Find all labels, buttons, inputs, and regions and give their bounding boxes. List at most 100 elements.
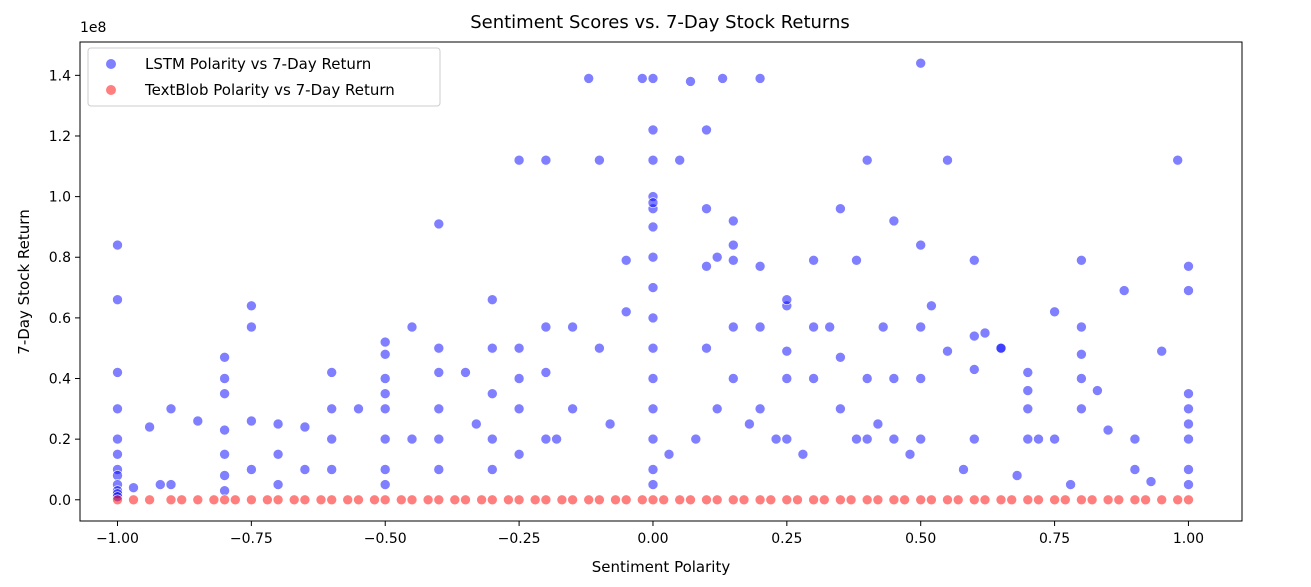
y-tick-label: 1.2 — [49, 129, 71, 145]
x-axis-label: Sentiment Polarity — [592, 558, 731, 576]
lstm-point — [1076, 403, 1087, 415]
lstm-point — [808, 373, 819, 384]
textblob-point — [979, 494, 991, 506]
textblob-point — [379, 494, 391, 506]
lstm-point — [1022, 403, 1034, 415]
lstm-point — [968, 433, 980, 445]
lstm-point — [513, 448, 525, 460]
lstm-point — [1022, 367, 1034, 378]
lstm-point — [1183, 479, 1194, 490]
textblob-point — [610, 494, 621, 506]
lstm-point — [877, 321, 889, 333]
lstm-point — [1118, 285, 1130, 296]
lstm-point — [647, 433, 659, 445]
textblob-point — [299, 494, 311, 506]
lstm-point — [433, 403, 445, 415]
textblob-point — [369, 494, 380, 506]
lstm-point — [567, 403, 578, 415]
textblob-point — [406, 494, 418, 506]
lstm-point — [754, 403, 766, 415]
lstm-point — [513, 403, 525, 415]
x-tick-label: −0.75 — [230, 531, 273, 547]
x-tick-label: 0.75 — [1039, 531, 1070, 547]
lstm-point — [620, 254, 632, 266]
lstm-point — [540, 433, 552, 445]
textblob-point — [176, 494, 187, 506]
lstm-point — [246, 464, 257, 475]
lstm-point — [754, 73, 766, 84]
lstm-point — [128, 482, 139, 494]
textblob-point — [738, 494, 750, 506]
lstm-point — [781, 294, 793, 306]
lstm-point — [219, 470, 230, 481]
lstm-point — [326, 433, 338, 445]
textblob-point — [395, 494, 407, 506]
lstm-point — [486, 342, 498, 354]
textblob-point — [995, 494, 1007, 506]
textblob-point — [861, 494, 873, 506]
lstm-point — [1076, 348, 1087, 360]
lstm-point — [219, 424, 230, 436]
textblob-point — [433, 494, 445, 506]
x-tick-label: −0.50 — [364, 531, 407, 547]
lstm-point — [1156, 345, 1167, 357]
textblob-point — [1060, 494, 1071, 506]
textblob-point — [792, 494, 803, 506]
lstm-point — [460, 367, 471, 378]
lstm-point — [165, 403, 177, 415]
lstm-point — [781, 373, 793, 384]
lstm-point — [685, 76, 696, 87]
lstm-point — [647, 197, 659, 208]
y-multiplier-label: 1e8 — [80, 20, 106, 36]
lstm-point — [246, 321, 257, 333]
lstm-point — [112, 433, 123, 445]
legend-marker-lstm — [106, 59, 116, 69]
textblob-point — [342, 494, 354, 506]
lstm-point — [165, 479, 177, 490]
lstm-point — [727, 254, 739, 266]
lstm-point — [915, 57, 927, 69]
lstm-point — [701, 260, 712, 272]
lstm-point — [486, 388, 498, 400]
lstm-point — [379, 479, 391, 490]
lstm-point — [744, 418, 755, 430]
lstm-point — [1076, 373, 1087, 384]
lstm-point — [851, 433, 862, 445]
lstm-point — [1145, 476, 1157, 487]
lstm-point — [551, 433, 562, 445]
lstm-point — [647, 282, 659, 293]
lstm-point — [636, 73, 648, 84]
lstm-point — [299, 464, 311, 475]
lstm-point — [1065, 479, 1076, 490]
lstm-point — [272, 479, 284, 490]
lstm-point — [647, 251, 659, 263]
lstm-point — [326, 403, 338, 415]
lstm-point — [824, 321, 836, 333]
textblob-point — [1156, 494, 1167, 506]
lstm-point — [1183, 433, 1194, 445]
textblob-point — [1049, 494, 1060, 506]
lstm-point — [272, 448, 284, 460]
lstm-point — [711, 251, 723, 263]
lstm-point — [379, 464, 391, 475]
textblob-point — [262, 494, 273, 506]
lstm-point — [1102, 424, 1114, 436]
lstm-point — [433, 464, 445, 475]
lstm-point — [835, 203, 846, 214]
lstm-point — [888, 373, 900, 384]
textblob-point — [556, 494, 568, 506]
lstm-point — [1183, 388, 1194, 400]
lstm-point — [754, 260, 766, 272]
y-axis: 0.0 0.2 0.4 0.6 0.8 1.0 1.2 1.4 — [49, 68, 80, 509]
lstm-point — [433, 342, 445, 354]
lstm-point — [272, 418, 284, 430]
textblob-point — [513, 494, 525, 506]
lstm-point — [1183, 464, 1194, 475]
textblob-point — [915, 494, 927, 506]
textblob-point — [685, 494, 696, 506]
textblob-point — [1033, 494, 1044, 506]
legend: LSTM Polarity vs 7-Day Return TextBlob P… — [87, 47, 441, 107]
lstm-point — [219, 351, 230, 363]
lstm-point — [1172, 154, 1183, 166]
lstm-point — [781, 345, 793, 357]
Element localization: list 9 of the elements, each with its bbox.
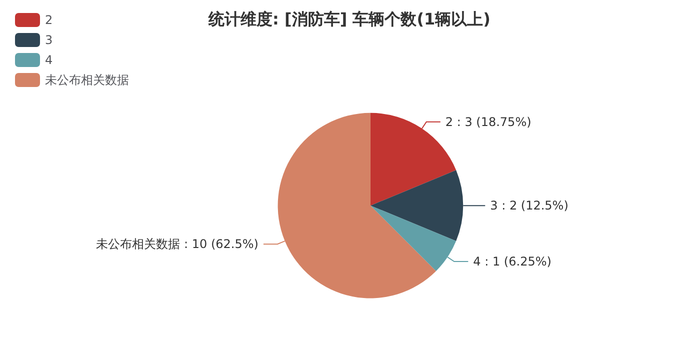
legend-label: 3 — [45, 33, 53, 47]
data-label: 4 : 1 (6.25%) — [473, 254, 552, 268]
legend-label: 2 — [45, 13, 53, 27]
chart-title: 统计维度: [消防车] 车辆个数(1辆以上) — [208, 10, 490, 28]
data-label: 3 : 2 (12.5%) — [490, 198, 568, 213]
data-label: 未公布相关数据 : 10 (62.5%) — [96, 237, 258, 252]
data-label: 2 : 3 (18.75%) — [445, 114, 532, 129]
legend-label: 4 — [45, 53, 53, 67]
legend-label: 未公布相关数据 — [45, 73, 129, 87]
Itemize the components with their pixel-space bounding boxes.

===============

Extract every line of the material above verbatim, omitting the pictures.

■ Solution for this task ■
Find all labels, buttons, inputs, and regions and give their bounding boxes. List at most 100 elements.
y-tick-label: 1.2 — [49, 129, 71, 145]
x-axis-label: Sentiment Polarity — [592, 558, 731, 576]
lstm-point — [1076, 403, 1087, 415]
lstm-point — [808, 373, 819, 384]
textblob-point — [979, 494, 991, 506]
textblob-point — [379, 494, 391, 506]
lstm-point — [1022, 403, 1034, 415]
lstm-point — [968, 433, 980, 445]
lstm-point — [513, 448, 525, 460]
lstm-point — [1022, 367, 1034, 378]
lstm-point — [1183, 479, 1194, 490]
textblob-point — [610, 494, 621, 506]
lstm-point — [877, 321, 889, 333]
lstm-point — [1118, 285, 1130, 296]
lstm-point — [647, 433, 659, 445]
textblob-point — [299, 494, 311, 506]
lstm-point — [433, 403, 445, 415]
textblob-point — [369, 494, 380, 506]
lstm-point — [567, 403, 578, 415]
textblob-point — [406, 494, 418, 506]
lstm-point — [754, 403, 766, 415]
lstm-point — [513, 403, 525, 415]
x-tick-label: −0.75 — [230, 531, 273, 547]
x-tick-label: 0.75 — [1039, 531, 1070, 547]
lstm-point — [620, 254, 632, 266]
lstm-point — [540, 433, 552, 445]
textblob-point — [176, 494, 187, 506]
lstm-point — [246, 464, 257, 475]
lstm-point — [754, 73, 766, 84]
lstm-point — [128, 482, 139, 494]
textblob-point — [738, 494, 750, 506]
lstm-point — [781, 294, 793, 306]
lstm-point — [219, 470, 230, 481]
lstm-point — [326, 433, 338, 445]
textblob-point — [395, 494, 407, 506]
lstm-point — [486, 342, 498, 354]
textblob-point — [995, 494, 1007, 506]
textblob-point — [861, 494, 873, 506]
lstm-point — [1076, 348, 1087, 360]
lstm-point — [219, 424, 230, 436]
textblob-point — [433, 494, 445, 506]
x-tick-label: −0.50 — [364, 531, 407, 547]
lstm-point — [1156, 345, 1167, 357]
textblob-point — [1060, 494, 1071, 506]
textblob-point — [792, 494, 803, 506]
lstm-point — [460, 367, 471, 378]
lstm-point — [165, 403, 177, 415]
lstm-point — [781, 373, 793, 384]
lstm-point — [685, 76, 696, 87]
lstm-point — [647, 197, 659, 208]
y-multiplier-label: 1e8 — [80, 20, 106, 36]
lstm-point — [246, 321, 257, 333]
lstm-point — [112, 433, 123, 445]
legend-marker-lstm — [106, 59, 116, 69]
textblob-point — [342, 494, 354, 506]
lstm-point — [165, 479, 177, 490]
lstm-point — [727, 254, 739, 266]
lstm-point — [915, 57, 927, 69]
lstm-point — [701, 260, 712, 272]
lstm-point — [486, 388, 498, 400]
lstm-point — [379, 479, 391, 490]
lstm-point — [744, 418, 755, 430]
lstm-point — [1076, 373, 1087, 384]
lstm-point — [851, 433, 862, 445]
lstm-point — [1145, 476, 1157, 487]
lstm-point — [551, 433, 562, 445]
lstm-point — [647, 282, 659, 293]
lstm-point — [636, 73, 648, 84]
lstm-point — [299, 464, 311, 475]
lstm-point — [1065, 479, 1076, 490]
lstm-point — [272, 479, 284, 490]
lstm-point — [647, 251, 659, 263]
lstm-point — [326, 403, 338, 415]
lstm-point — [824, 321, 836, 333]
textblob-point — [1156, 494, 1167, 506]
lstm-point — [1183, 433, 1194, 445]
textblob-point — [1049, 494, 1060, 506]
lstm-point — [272, 448, 284, 460]
lstm-point — [711, 251, 723, 263]
lstm-point — [379, 464, 391, 475]
textblob-point — [262, 494, 273, 506]
lstm-point — [1102, 424, 1114, 436]
lstm-point — [433, 464, 445, 475]
lstm-point — [835, 203, 846, 214]
lstm-point — [888, 373, 900, 384]
textblob-point — [556, 494, 568, 506]
lstm-point — [1183, 388, 1194, 400]
lstm-point — [754, 260, 766, 272]
y-axis: 0.0 0.2 0.4 0.6 0.8 1.0 1.2 1.4 — [49, 68, 80, 509]
lstm-point — [433, 342, 445, 354]
lstm-point — [272, 418, 284, 430]
textblob-point — [513, 494, 525, 506]
lstm-point — [1183, 464, 1194, 475]
textblob-point — [915, 494, 927, 506]
textblob-point — [685, 494, 696, 506]
textblob-point — [1033, 494, 1044, 506]
legend: LSTM Polarity vs 7-Day Return TextBlob P… — [87, 47, 441, 107]
lstm-point — [219, 351, 230, 363]
lstm-point — [1172, 154, 1183, 166]
lstm-point — [781, 345, 793, 357]
Element localization: list 9 of the elements, each with its bbox.
legend-label: 3 — [45, 33, 53, 47]
data-label: 4 : 1 (6.25%) — [473, 254, 552, 268]
legend-label: 2 — [45, 13, 53, 27]
chart-title: 统计维度: [消防车] 车辆个数(1辆以上) — [208, 10, 490, 28]
data-label: 3 : 2 (12.5%) — [490, 198, 568, 213]
data-label: 未公布相关数据 : 10 (62.5%) — [96, 237, 258, 252]
data-label: 2 : 3 (18.75%) — [445, 114, 532, 129]
legend-label: 4 — [45, 53, 53, 67]
legend-label: 未公布相关数据 — [45, 73, 129, 87]
Itemize the components with their pixel-space bounding boxes.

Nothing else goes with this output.